■ DESCRIPTION OF THE TASK ■
In the records below, reproduce verbatim the lines from the one containing "201, 1139, 212]" through the one containing "match-tab-bar: 赛况 评论5.2k", inclusive of both.

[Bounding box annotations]
----------
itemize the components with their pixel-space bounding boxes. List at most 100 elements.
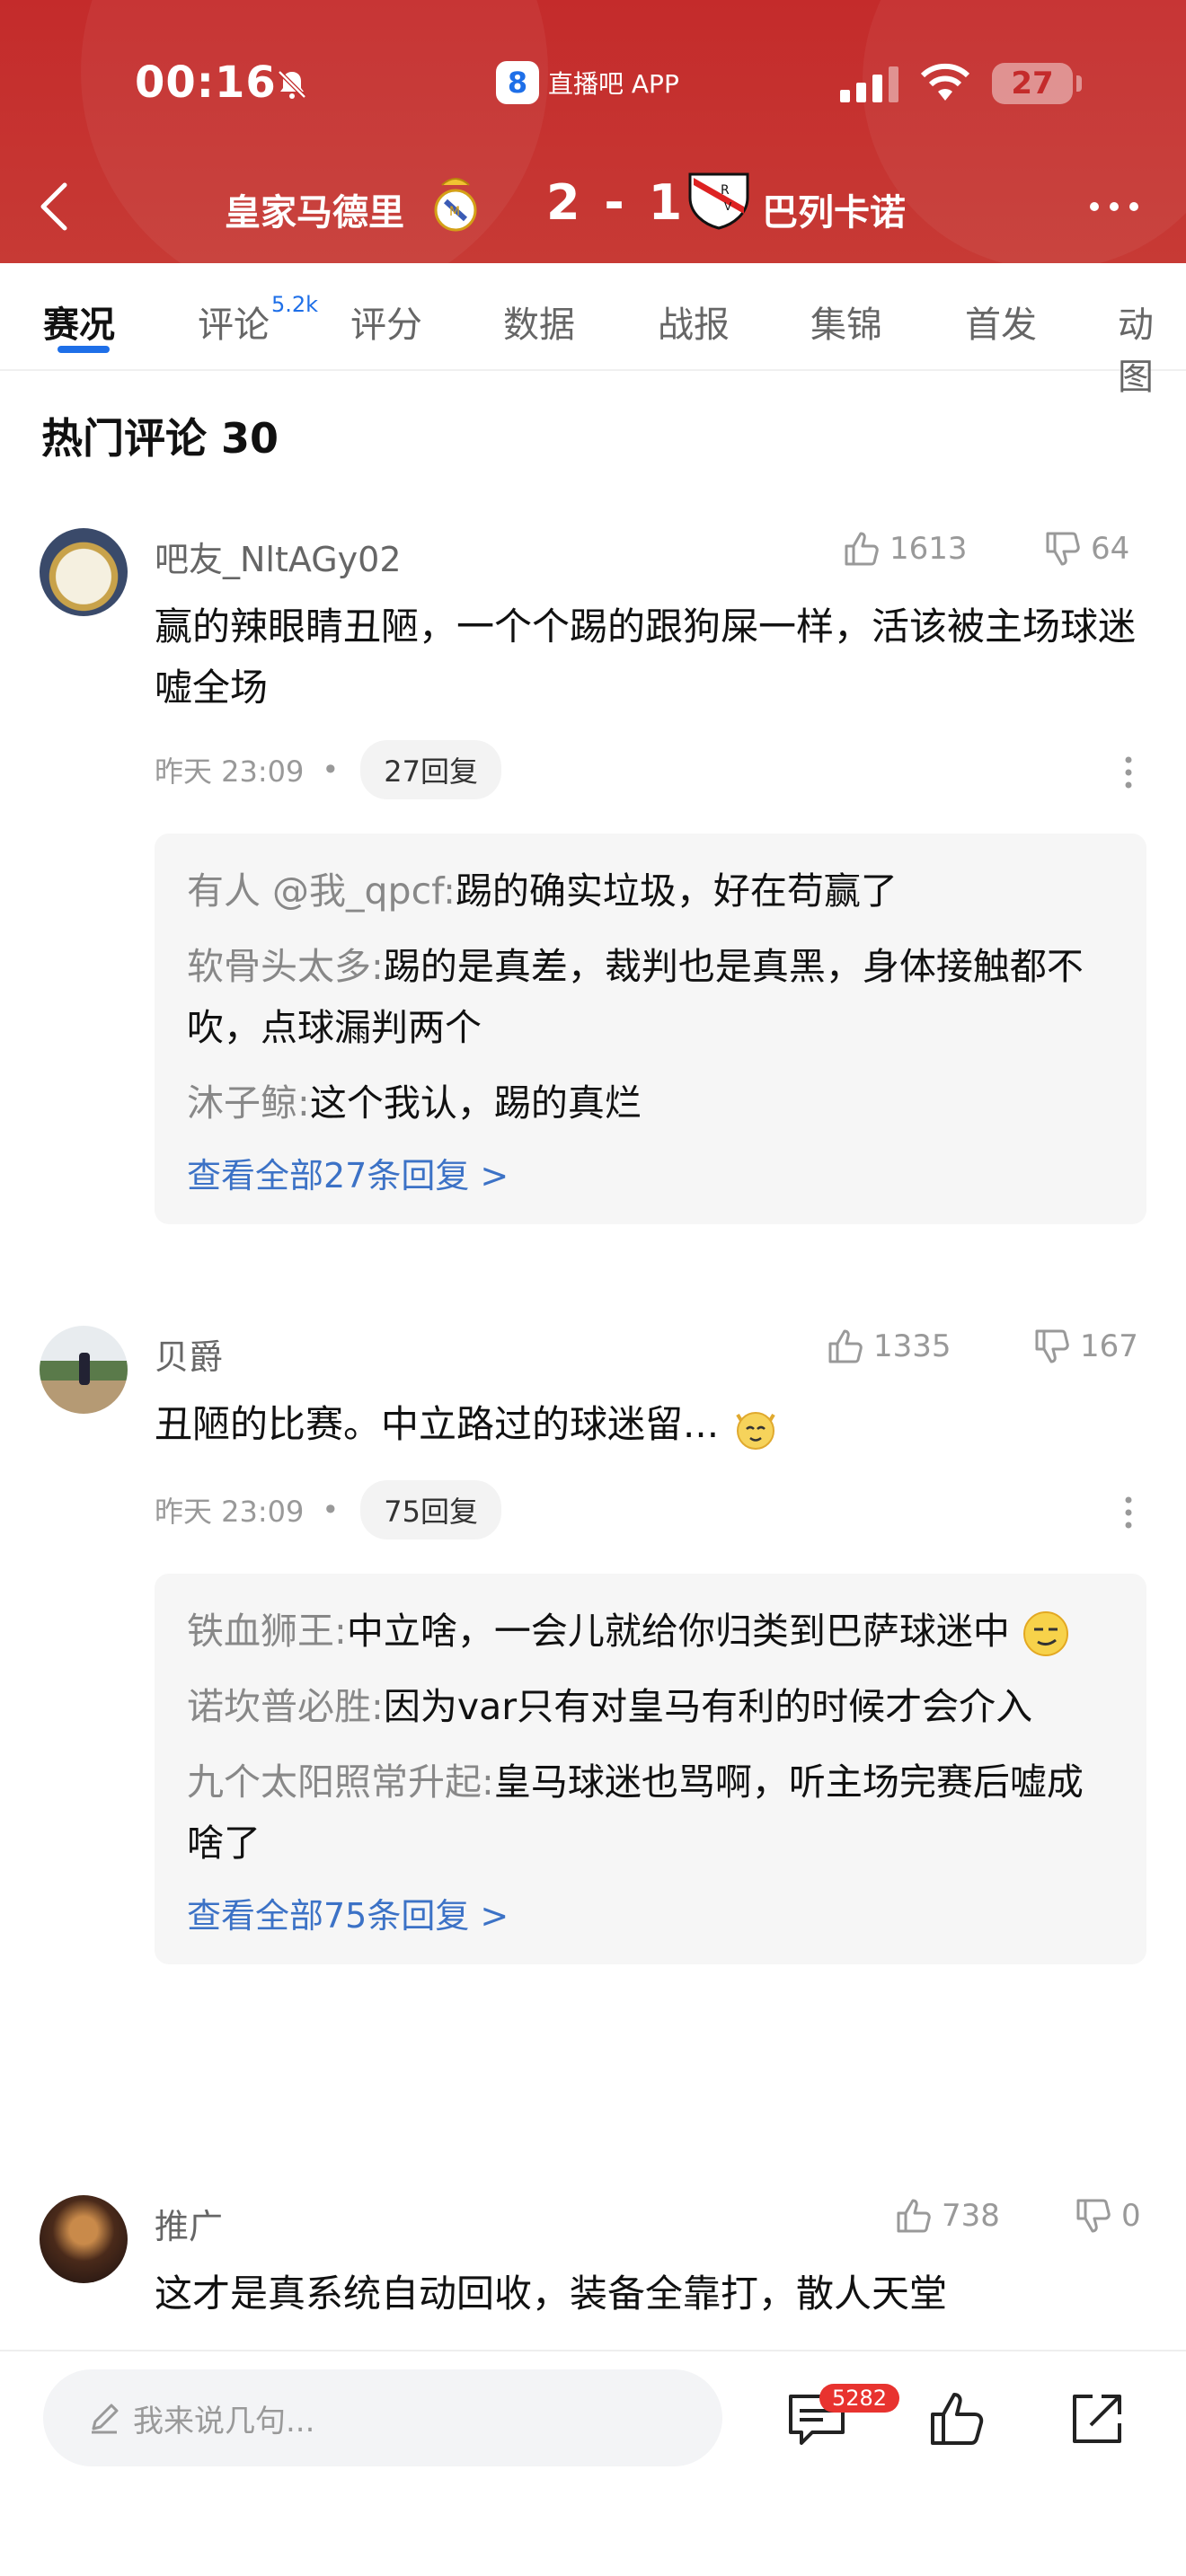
more-options-icon[interactable]	[1089, 201, 1139, 212]
comment-text: 这才是真系统自动回收，装备全靠打，散人天堂	[155, 2272, 948, 2316]
meta-separator: •	[322, 753, 340, 787]
reply-username[interactable]: 有人 @我_qpcf	[187, 869, 443, 913]
like-count: 738	[942, 2198, 1000, 2234]
smirk-emoji-icon	[1022, 1611, 1068, 1656]
away-team-name[interactable]: 巴列卡诺	[762, 183, 906, 235]
like-button[interactable]: 1335	[825, 1326, 951, 1367]
reply-username[interactable]: 沐子鲸	[187, 1081, 297, 1125]
tab-label: 数据	[503, 304, 575, 346]
cat-emoji-icon	[736, 1411, 776, 1450]
match-tab-bar: 赛况 评论5.2k 评分 数据 战报 集锦 首发 动图	[0, 263, 1186, 398]
reply-preview-box[interactable]: 铁血狮王:中立啥，一会儿就给你归类到巴萨球迷中 诺坎普必胜:因为var只有对皇马…	[155, 1574, 1146, 1964]
back-arrow-icon[interactable]	[36, 181, 72, 232]
tab-lineups[interactable]: 首发	[965, 296, 1037, 348]
reply-item: 铁血狮王:中立啥，一会儿就给你归类到巴萨球迷中	[187, 1601, 1114, 1662]
thumbs-down-icon	[1035, 1329, 1069, 1363]
comment-username[interactable]: 贝爵	[155, 1329, 223, 1379]
svg-text:M: M	[449, 205, 460, 219]
comment-meta: 昨天 23:09 • 27回复	[155, 740, 502, 799]
reply-item: 九个太阳照常升起:皇马球迷也骂啊，听主场完赛后嘘成啥了	[187, 1760, 1084, 1865]
status-time: 00:16	[135, 57, 277, 108]
view-all-replies-link[interactable]: 查看全部27条回复 >	[187, 1148, 1114, 1197]
comment-count-badge: 5.2k	[271, 291, 319, 317]
cellular-signal-icon	[840, 66, 898, 102]
reply-preview-box[interactable]: 有人 @我_qpcf:踢的确实垃圾，好在苟赢了 软骨头太多:踢的是真差，裁判也是…	[155, 834, 1146, 1224]
bottom-action-bar: 我来说几句... 5282	[0, 2350, 1186, 2576]
reply-text: 因为var只有对皇马有利的时候才会介入	[383, 1685, 1033, 1728]
tab-gifs[interactable]: 动图	[1118, 296, 1186, 400]
section-title: 热门评论 30	[41, 414, 279, 463]
thumbs-up-icon	[897, 2199, 931, 2233]
dislike-count: 64	[1091, 531, 1130, 567]
like-button[interactable]: 1613	[841, 528, 968, 569]
tab-label: 评论	[198, 304, 270, 346]
reply-text: 踢的确实垃圾，好在苟赢了	[455, 869, 898, 913]
tab-label: 战报	[658, 304, 730, 346]
svg-text:R: R	[721, 183, 730, 198]
comment-more-icon[interactable]	[1125, 1496, 1132, 1529]
tab-label: 赛况	[43, 304, 115, 346]
comment-username[interactable]: 吧友_NltAGy02	[155, 532, 402, 581]
view-all-replies-link[interactable]: 查看全部75条回复 >	[187, 1888, 1114, 1937]
user-avatar[interactable]	[40, 528, 128, 616]
comment-username[interactable]: 推广	[155, 2199, 223, 2248]
app-logo-icon: 8	[496, 61, 539, 104]
dislike-button[interactable]: 0	[1073, 2195, 1141, 2236]
meta-separator: •	[322, 1493, 340, 1527]
like-button[interactable]: 738	[893, 2195, 1000, 2236]
comment-time: 昨天 23:09	[155, 1495, 305, 1529]
reply-item: 软骨头太多:踢的是真差，裁判也是真黑，身体接触都不吹，点球漏判两个	[187, 945, 1084, 1049]
thumbs-up-icon[interactable]	[925, 2387, 988, 2450]
comment-input-placeholder: 我来说几句...	[133, 2403, 315, 2439]
reply-username[interactable]: 软骨头太多	[187, 945, 371, 988]
reply-count-button[interactable]: 27回复	[360, 740, 502, 799]
tab-comments[interactable]: 评论5.2k	[198, 292, 318, 348]
dislike-button[interactable]: 64	[1042, 528, 1129, 569]
wifi-icon	[920, 63, 970, 101]
svg-text:V: V	[724, 200, 732, 213]
comment-input[interactable]: 我来说几句...	[43, 2369, 722, 2466]
bell-muted-icon	[278, 70, 306, 99]
comment-text: 赢的辣眼睛丑陋，一个个踢的跟狗屎一样，活该被主场球迷嘘全场	[155, 604, 1137, 710]
tab-ratings[interactable]: 评分	[350, 296, 422, 348]
tab-label: 动图	[1118, 304, 1154, 398]
share-icon[interactable]	[1066, 2387, 1128, 2450]
dislike-count: 167	[1080, 1328, 1138, 1364]
comment-time: 昨天 23:09	[155, 754, 305, 789]
battery-indicator: 27	[992, 63, 1082, 104]
tab-label: 评分	[350, 304, 422, 346]
reply-text: 中立啥，一会儿就给你归类到巴萨球迷中	[346, 1610, 1010, 1653]
home-team-name[interactable]: 皇家马德里	[225, 183, 404, 235]
pencil-icon	[92, 2404, 119, 2434]
dislike-button[interactable]: 167	[1031, 1326, 1138, 1367]
tab-label: 首发	[965, 304, 1037, 346]
rayo-vallecano-crest-icon[interactable]: R V	[685, 171, 753, 230]
user-avatar[interactable]	[40, 2195, 128, 2283]
like-count: 1335	[873, 1328, 951, 1364]
back-to-app-indicator[interactable]: 8 直播吧 APP	[496, 61, 679, 104]
avatar-figure	[79, 1353, 90, 1385]
tab-report[interactable]: 战报	[658, 296, 730, 348]
comment-count-badge: 5282	[819, 2384, 900, 2413]
user-avatar[interactable]	[40, 1326, 128, 1414]
match-score: 2 - 1	[546, 174, 686, 231]
reply-item: 沐子鲸:这个我认，踢的真烂	[187, 1081, 642, 1125]
active-tab-indicator	[58, 346, 110, 353]
match-nav-bar: 皇家马德里 M 2 - 1 R V 巴列卡诺	[0, 162, 1186, 251]
tab-highlights[interactable]: 集锦	[810, 296, 882, 348]
reply-username[interactable]: 诺坎普必胜	[187, 1685, 371, 1728]
comment-more-icon[interactable]	[1125, 756, 1132, 789]
dislike-count: 0	[1121, 2198, 1141, 2234]
comment-meta: 昨天 23:09 • 75回复	[155, 1480, 502, 1539]
thumbs-up-icon	[828, 1329, 863, 1363]
reply-username[interactable]: 九个太阳照常升起	[187, 1760, 482, 1804]
tab-label: 集锦	[810, 304, 882, 346]
tab-stats[interactable]: 数据	[503, 296, 575, 348]
app-name: 直播吧 APP	[548, 69, 679, 99]
thumbs-down-icon	[1046, 532, 1080, 566]
reply-username[interactable]: 铁血狮王	[187, 1610, 334, 1653]
reply-item: 诺坎普必胜:因为var只有对皇马有利的时候才会介入	[187, 1685, 1033, 1728]
real-madrid-crest-icon[interactable]: M	[429, 172, 482, 234]
reply-count-button[interactable]: 75回复	[360, 1480, 502, 1539]
tab-live[interactable]: 赛况	[43, 296, 115, 348]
----------
■ RESPONSE TO THE EXERCISE ■
more-options-icon[interactable]	[1089, 201, 1139, 212]
comment-text: 这才是真系统自动回收，装备全靠打，散人天堂	[155, 2272, 948, 2316]
meta-separator: •	[322, 753, 340, 787]
reply-username[interactable]: 有人 @我_qpcf	[187, 869, 443, 913]
like-count: 738	[942, 2198, 1000, 2234]
smirk-emoji-icon	[1022, 1611, 1068, 1656]
away-team-name[interactable]: 巴列卡诺	[762, 183, 906, 235]
like-button[interactable]: 1335	[825, 1326, 951, 1367]
reply-username[interactable]: 沐子鲸	[187, 1081, 297, 1125]
tab-label: 数据	[503, 304, 575, 346]
cat-emoji-icon	[736, 1411, 776, 1450]
match-tab-bar: 赛况 评论5.2k 评分 数据 战报 集锦 首发 动图	[0, 263, 1186, 398]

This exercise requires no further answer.